▶ THE EXERCISE:
Check each line of the material below for "Features", then copy the ones that contain it.

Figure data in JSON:
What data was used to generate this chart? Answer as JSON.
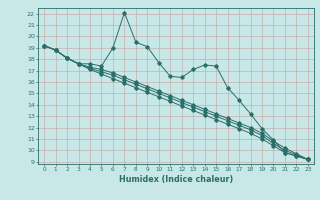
{
  "xlabel": "Humidex (Indice chaleur)",
  "x_values": [
    0,
    1,
    2,
    3,
    4,
    5,
    6,
    7,
    8,
    9,
    10,
    11,
    12,
    13,
    14,
    15,
    16,
    17,
    18,
    19,
    20,
    21,
    22,
    23
  ],
  "line1": [
    19.2,
    18.8,
    18.1,
    17.6,
    17.6,
    17.4,
    19.0,
    22.1,
    19.5,
    19.1,
    17.7,
    16.5,
    16.4,
    17.1,
    17.5,
    17.4,
    15.5,
    14.4,
    13.2,
    11.9,
    10.9,
    9.8,
    9.5,
    9.2
  ],
  "line2": [
    19.2,
    18.8,
    18.1,
    17.6,
    17.3,
    17.1,
    16.8,
    16.4,
    16.0,
    15.6,
    15.2,
    14.8,
    14.4,
    14.0,
    13.6,
    13.2,
    12.8,
    12.4,
    12.0,
    11.5,
    10.8,
    10.2,
    9.7,
    9.2
  ],
  "line3": [
    19.2,
    18.8,
    18.1,
    17.6,
    17.2,
    16.9,
    16.6,
    16.2,
    15.8,
    15.4,
    15.0,
    14.6,
    14.2,
    13.8,
    13.4,
    13.0,
    12.6,
    12.2,
    11.8,
    11.3,
    10.6,
    10.0,
    9.6,
    9.2
  ],
  "line4": [
    19.2,
    18.8,
    18.1,
    17.6,
    17.1,
    16.7,
    16.3,
    15.9,
    15.5,
    15.1,
    14.7,
    14.3,
    13.9,
    13.5,
    13.1,
    12.7,
    12.3,
    11.9,
    11.5,
    11.0,
    10.4,
    9.8,
    9.5,
    9.2
  ],
  "color": "#2a6e6a",
  "bg_color": "#c8e8e8",
  "grid_color_h": "#d8a0a0",
  "grid_color_v": "#d8a0a0",
  "ylim": [
    8.8,
    22.5
  ],
  "yticks": [
    9,
    10,
    11,
    12,
    13,
    14,
    15,
    16,
    17,
    18,
    19,
    20,
    21,
    22
  ],
  "xlim": [
    -0.5,
    23.5
  ]
}
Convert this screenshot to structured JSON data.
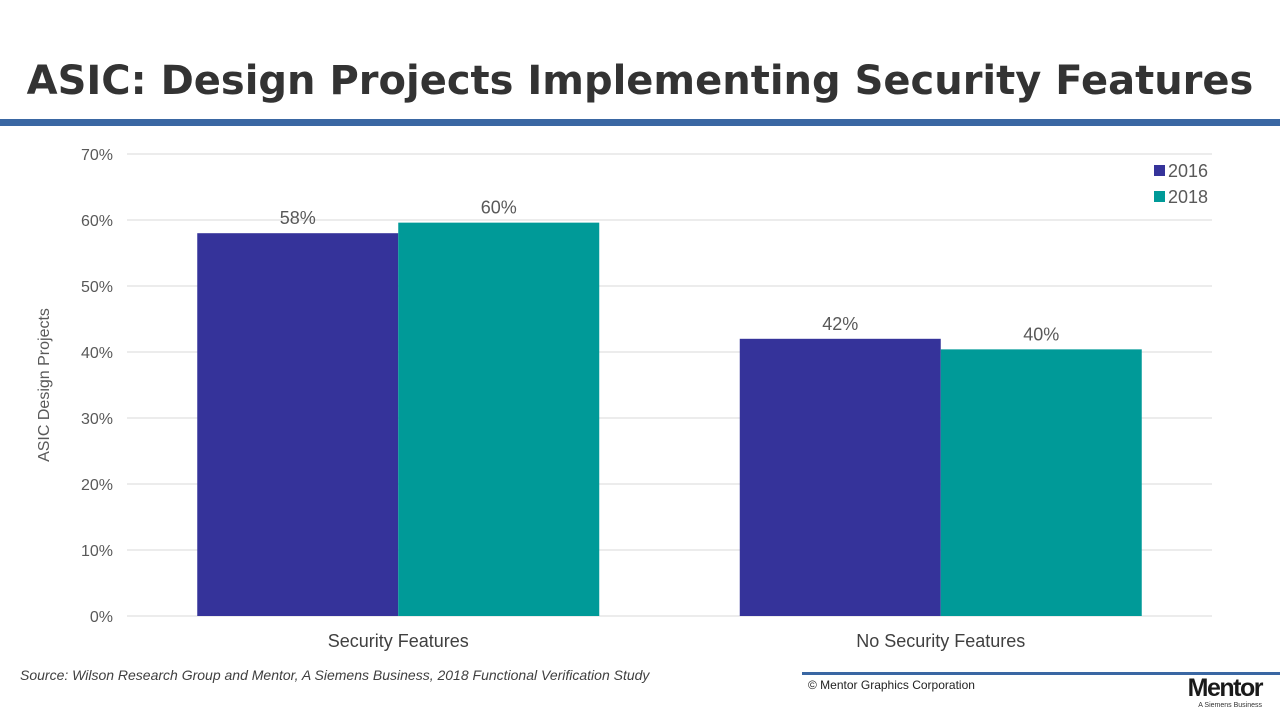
{
  "slide": {
    "title": "ASIC: Design Projects Implementing Security Features",
    "source": "Source:  Wilson Research Group and Mentor, A Siemens Business, 2018 Functional Verification Study",
    "copyright": "© Mentor Graphics Corporation",
    "logo_text": "Mentor",
    "logo_sub": "A Siemens Business"
  },
  "colors": {
    "title_rule": "#3a67a3",
    "series_2016": "#35339a",
    "series_2018": "#009a98",
    "gridline": "#d9d9d9"
  },
  "chart_data": {
    "type": "bar",
    "title": "",
    "xlabel": "",
    "ylabel": "ASIC Design Projects",
    "categories": [
      "Security Features",
      "No Security Features"
    ],
    "series": [
      {
        "name": "2016",
        "values": [
          0.58,
          0.42
        ],
        "labels": [
          "58%",
          "42%"
        ],
        "color": "#35339a"
      },
      {
        "name": "2018",
        "values": [
          0.596,
          0.404
        ],
        "labels": [
          "60%",
          "40%"
        ],
        "color": "#009a98"
      }
    ],
    "ylim": [
      0,
      0.7
    ],
    "yticks": [
      0,
      0.1,
      0.2,
      0.3,
      0.4,
      0.5,
      0.6,
      0.7
    ],
    "ytick_labels": [
      "0%",
      "10%",
      "20%",
      "30%",
      "40%",
      "50%",
      "60%",
      "70%"
    ],
    "grid": true,
    "legend_position": "top-right"
  }
}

▶ SOLUTION FOR THIS EXERCISE:
    "title": "ASIC: Design Projects Implementing Security Features",
      "Security Features",
      "No Security Features"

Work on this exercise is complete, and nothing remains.